━━━ DATA SUPPLIED ━━━

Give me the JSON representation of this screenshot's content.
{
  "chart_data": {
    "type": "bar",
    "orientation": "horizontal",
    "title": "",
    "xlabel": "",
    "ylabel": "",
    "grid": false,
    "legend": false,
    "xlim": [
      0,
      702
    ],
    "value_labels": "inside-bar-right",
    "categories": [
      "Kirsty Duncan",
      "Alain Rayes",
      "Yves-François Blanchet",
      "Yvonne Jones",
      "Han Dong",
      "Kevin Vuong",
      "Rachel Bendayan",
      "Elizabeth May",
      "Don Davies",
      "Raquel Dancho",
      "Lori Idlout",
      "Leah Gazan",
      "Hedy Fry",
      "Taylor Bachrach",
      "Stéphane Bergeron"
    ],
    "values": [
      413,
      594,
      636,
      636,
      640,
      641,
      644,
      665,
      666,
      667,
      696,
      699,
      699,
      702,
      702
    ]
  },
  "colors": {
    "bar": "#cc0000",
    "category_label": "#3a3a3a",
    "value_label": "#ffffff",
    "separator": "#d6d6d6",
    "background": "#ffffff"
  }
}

━━━
━━━ DATA SUPPLIED ━━━

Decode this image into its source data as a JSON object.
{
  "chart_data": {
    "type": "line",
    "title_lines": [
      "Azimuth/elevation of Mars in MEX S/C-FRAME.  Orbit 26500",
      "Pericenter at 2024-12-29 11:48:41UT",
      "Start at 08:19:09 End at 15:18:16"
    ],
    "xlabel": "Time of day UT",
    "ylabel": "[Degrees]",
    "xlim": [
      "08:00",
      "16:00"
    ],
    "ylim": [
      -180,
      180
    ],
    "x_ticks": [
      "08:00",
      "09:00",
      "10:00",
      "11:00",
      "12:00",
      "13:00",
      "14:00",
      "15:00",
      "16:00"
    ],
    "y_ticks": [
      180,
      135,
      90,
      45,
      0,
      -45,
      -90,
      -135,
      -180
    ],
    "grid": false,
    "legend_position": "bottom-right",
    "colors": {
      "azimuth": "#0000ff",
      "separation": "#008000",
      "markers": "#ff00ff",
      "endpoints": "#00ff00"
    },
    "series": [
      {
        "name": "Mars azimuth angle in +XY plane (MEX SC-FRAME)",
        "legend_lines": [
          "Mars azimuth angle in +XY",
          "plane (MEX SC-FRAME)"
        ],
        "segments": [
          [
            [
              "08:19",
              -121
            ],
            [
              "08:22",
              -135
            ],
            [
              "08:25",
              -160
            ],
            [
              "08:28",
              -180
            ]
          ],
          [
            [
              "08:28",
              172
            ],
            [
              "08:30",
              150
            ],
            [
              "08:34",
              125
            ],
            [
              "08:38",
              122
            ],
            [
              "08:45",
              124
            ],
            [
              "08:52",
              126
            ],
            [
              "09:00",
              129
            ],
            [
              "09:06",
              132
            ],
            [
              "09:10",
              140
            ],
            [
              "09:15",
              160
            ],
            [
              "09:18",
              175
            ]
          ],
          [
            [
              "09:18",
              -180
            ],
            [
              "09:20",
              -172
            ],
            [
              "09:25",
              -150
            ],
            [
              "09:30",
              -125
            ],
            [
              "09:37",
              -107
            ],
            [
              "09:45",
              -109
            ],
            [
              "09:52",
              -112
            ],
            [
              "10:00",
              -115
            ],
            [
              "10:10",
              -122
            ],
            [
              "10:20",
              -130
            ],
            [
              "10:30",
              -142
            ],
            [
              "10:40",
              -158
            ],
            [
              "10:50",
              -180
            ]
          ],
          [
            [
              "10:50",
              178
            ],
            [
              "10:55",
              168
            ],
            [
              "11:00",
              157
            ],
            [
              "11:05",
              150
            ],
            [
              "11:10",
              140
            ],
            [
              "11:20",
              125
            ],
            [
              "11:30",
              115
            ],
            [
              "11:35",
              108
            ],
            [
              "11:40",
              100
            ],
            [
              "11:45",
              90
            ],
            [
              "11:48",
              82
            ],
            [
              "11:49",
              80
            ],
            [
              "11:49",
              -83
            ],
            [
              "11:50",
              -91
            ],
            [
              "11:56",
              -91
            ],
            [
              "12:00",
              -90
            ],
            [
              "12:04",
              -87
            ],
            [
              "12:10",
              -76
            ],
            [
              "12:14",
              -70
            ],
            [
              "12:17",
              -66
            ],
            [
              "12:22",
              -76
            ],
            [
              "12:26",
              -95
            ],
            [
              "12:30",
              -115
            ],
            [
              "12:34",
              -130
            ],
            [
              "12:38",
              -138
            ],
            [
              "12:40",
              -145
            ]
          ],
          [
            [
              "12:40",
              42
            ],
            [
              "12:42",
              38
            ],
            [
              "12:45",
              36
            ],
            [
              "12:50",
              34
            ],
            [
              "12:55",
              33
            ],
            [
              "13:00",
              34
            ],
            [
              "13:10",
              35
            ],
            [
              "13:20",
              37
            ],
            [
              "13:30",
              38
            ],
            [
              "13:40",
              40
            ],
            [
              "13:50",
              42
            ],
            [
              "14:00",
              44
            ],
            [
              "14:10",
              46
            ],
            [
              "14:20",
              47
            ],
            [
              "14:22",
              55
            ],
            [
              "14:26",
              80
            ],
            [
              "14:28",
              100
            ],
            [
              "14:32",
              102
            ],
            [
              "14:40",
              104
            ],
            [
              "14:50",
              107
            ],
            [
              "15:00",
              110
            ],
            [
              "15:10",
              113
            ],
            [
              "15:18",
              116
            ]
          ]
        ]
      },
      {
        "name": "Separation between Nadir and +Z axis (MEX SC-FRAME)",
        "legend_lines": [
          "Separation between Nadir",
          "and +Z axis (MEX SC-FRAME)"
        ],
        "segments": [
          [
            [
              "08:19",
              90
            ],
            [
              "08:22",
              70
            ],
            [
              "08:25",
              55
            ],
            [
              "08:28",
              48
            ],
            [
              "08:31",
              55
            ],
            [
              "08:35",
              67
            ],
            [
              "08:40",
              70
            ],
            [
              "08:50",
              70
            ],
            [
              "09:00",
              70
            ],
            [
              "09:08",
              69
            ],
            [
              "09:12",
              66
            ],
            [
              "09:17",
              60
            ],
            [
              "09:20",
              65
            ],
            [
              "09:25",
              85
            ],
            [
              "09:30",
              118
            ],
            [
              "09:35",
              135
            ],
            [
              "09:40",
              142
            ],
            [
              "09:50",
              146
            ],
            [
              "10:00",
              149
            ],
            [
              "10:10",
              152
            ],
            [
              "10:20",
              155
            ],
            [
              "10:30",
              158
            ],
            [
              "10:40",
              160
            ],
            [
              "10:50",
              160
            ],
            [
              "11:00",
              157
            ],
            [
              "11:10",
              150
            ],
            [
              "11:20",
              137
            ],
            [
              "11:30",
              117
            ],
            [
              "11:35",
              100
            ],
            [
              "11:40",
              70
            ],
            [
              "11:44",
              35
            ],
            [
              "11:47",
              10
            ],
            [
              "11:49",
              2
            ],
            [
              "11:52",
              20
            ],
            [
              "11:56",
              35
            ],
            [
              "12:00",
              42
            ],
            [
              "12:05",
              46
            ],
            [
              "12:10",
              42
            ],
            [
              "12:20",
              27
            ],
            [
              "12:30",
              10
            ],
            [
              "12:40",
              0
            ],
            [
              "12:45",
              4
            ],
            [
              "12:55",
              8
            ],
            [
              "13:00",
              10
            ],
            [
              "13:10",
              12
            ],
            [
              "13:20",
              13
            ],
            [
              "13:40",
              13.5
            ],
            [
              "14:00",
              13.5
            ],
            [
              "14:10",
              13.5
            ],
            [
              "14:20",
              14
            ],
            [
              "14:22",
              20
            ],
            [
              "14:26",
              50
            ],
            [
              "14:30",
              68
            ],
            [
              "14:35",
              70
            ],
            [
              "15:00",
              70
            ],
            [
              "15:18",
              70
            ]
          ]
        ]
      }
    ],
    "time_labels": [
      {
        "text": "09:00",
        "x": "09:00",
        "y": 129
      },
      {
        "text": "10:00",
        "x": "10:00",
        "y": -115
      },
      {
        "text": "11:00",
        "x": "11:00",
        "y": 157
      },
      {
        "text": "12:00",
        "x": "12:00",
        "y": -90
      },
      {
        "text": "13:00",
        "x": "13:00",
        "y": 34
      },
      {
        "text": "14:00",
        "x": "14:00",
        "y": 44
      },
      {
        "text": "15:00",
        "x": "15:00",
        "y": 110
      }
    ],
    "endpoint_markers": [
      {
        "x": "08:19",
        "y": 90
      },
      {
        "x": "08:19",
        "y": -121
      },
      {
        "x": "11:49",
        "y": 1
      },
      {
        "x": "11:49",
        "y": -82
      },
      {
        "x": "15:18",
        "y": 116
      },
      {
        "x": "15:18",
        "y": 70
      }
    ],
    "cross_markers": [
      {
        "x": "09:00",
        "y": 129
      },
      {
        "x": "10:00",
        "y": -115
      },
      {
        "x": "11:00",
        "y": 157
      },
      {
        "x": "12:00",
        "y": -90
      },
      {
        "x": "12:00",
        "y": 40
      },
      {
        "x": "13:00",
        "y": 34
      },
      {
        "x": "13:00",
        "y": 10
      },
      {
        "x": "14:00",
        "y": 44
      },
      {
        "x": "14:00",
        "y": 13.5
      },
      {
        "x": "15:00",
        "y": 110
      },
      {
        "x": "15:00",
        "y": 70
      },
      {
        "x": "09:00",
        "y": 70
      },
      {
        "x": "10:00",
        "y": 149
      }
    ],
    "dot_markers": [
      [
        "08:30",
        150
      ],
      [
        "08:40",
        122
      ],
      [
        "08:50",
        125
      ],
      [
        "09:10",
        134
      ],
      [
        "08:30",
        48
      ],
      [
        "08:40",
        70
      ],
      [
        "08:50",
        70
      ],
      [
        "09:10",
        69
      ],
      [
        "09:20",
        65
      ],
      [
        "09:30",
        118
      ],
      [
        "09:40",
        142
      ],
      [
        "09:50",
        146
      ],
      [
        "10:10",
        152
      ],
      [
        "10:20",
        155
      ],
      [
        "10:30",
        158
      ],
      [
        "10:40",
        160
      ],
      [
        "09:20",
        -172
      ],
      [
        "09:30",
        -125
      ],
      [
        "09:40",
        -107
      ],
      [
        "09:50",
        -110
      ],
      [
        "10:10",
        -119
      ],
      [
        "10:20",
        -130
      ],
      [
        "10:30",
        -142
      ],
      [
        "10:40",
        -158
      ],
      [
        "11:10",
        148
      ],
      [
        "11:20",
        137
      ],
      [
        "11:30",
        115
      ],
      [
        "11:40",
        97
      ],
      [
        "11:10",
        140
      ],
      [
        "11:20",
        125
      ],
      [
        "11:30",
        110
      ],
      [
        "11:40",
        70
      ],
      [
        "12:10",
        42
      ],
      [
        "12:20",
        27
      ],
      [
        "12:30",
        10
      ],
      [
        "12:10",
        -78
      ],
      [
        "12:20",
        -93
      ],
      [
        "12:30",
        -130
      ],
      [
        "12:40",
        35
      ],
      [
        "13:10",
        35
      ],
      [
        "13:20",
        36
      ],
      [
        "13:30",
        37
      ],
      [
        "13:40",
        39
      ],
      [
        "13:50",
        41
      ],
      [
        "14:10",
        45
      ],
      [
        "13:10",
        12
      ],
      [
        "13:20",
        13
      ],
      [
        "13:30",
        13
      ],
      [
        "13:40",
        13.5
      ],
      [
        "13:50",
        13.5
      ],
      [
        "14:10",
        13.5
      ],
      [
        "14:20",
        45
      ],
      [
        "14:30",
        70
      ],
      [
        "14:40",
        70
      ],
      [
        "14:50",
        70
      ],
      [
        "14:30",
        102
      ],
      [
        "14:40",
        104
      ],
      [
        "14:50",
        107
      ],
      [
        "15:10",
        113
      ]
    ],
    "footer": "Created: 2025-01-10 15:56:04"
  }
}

━━━
━━━ DATA SUPPLIED ━━━

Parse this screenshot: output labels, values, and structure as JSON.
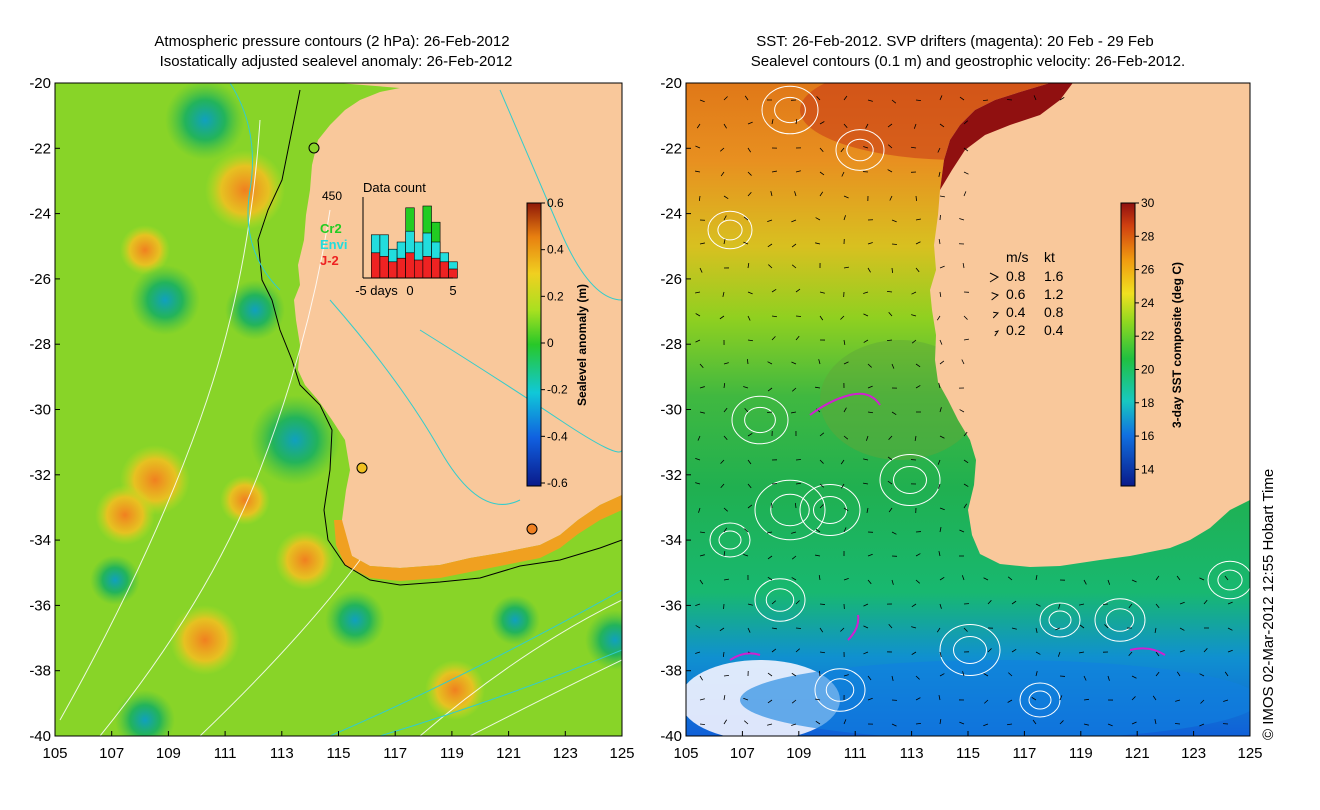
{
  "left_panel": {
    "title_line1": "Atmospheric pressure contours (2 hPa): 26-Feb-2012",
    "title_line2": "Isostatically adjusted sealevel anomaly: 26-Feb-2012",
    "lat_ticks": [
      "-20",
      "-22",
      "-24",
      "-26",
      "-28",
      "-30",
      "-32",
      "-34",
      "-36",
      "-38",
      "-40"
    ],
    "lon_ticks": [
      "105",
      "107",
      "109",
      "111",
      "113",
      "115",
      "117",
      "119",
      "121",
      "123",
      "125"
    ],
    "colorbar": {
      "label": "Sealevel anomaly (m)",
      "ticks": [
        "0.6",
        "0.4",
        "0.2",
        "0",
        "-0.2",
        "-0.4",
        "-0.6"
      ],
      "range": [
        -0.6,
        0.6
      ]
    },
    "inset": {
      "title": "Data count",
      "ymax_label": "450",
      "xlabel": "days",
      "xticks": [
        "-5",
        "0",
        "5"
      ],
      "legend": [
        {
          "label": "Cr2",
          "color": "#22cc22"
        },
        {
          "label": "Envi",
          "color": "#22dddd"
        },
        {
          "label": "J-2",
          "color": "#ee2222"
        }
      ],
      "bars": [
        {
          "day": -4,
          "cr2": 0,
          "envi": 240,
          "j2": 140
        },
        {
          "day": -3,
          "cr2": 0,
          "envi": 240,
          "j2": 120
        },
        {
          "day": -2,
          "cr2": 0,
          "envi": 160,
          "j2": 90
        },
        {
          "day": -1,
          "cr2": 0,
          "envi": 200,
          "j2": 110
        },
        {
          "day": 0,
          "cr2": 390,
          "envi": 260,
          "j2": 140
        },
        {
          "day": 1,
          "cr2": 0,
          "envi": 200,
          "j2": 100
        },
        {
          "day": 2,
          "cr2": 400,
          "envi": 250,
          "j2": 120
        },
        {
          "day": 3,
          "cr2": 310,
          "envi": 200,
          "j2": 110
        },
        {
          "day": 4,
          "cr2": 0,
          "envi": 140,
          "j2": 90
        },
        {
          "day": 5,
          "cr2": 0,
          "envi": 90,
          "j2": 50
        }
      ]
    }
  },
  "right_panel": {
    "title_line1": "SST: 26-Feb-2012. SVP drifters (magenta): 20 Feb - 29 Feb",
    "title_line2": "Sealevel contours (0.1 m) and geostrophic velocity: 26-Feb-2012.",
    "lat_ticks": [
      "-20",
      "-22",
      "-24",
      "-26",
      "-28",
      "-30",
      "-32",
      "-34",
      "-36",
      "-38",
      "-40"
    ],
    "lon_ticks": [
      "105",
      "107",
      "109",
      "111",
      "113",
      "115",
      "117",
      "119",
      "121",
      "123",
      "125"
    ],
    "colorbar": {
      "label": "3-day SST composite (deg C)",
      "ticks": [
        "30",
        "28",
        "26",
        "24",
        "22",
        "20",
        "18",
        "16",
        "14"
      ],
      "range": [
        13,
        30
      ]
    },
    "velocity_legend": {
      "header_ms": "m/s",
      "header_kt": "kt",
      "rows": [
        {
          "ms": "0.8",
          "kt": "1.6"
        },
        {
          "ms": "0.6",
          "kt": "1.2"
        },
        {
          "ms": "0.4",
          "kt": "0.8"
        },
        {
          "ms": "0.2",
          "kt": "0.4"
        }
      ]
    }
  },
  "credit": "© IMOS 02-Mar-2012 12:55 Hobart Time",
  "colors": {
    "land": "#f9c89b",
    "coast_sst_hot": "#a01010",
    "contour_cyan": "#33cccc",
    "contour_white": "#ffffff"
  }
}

━━━

→ **WORK TO BE COMPLETED**
Copy out each line that contains the word "Nadir".

→ **TASK OUTPUT**
        "name": "Separation between Nadir and +Z axis (MEX SC-FRAME)",
          "Separation between Nadir",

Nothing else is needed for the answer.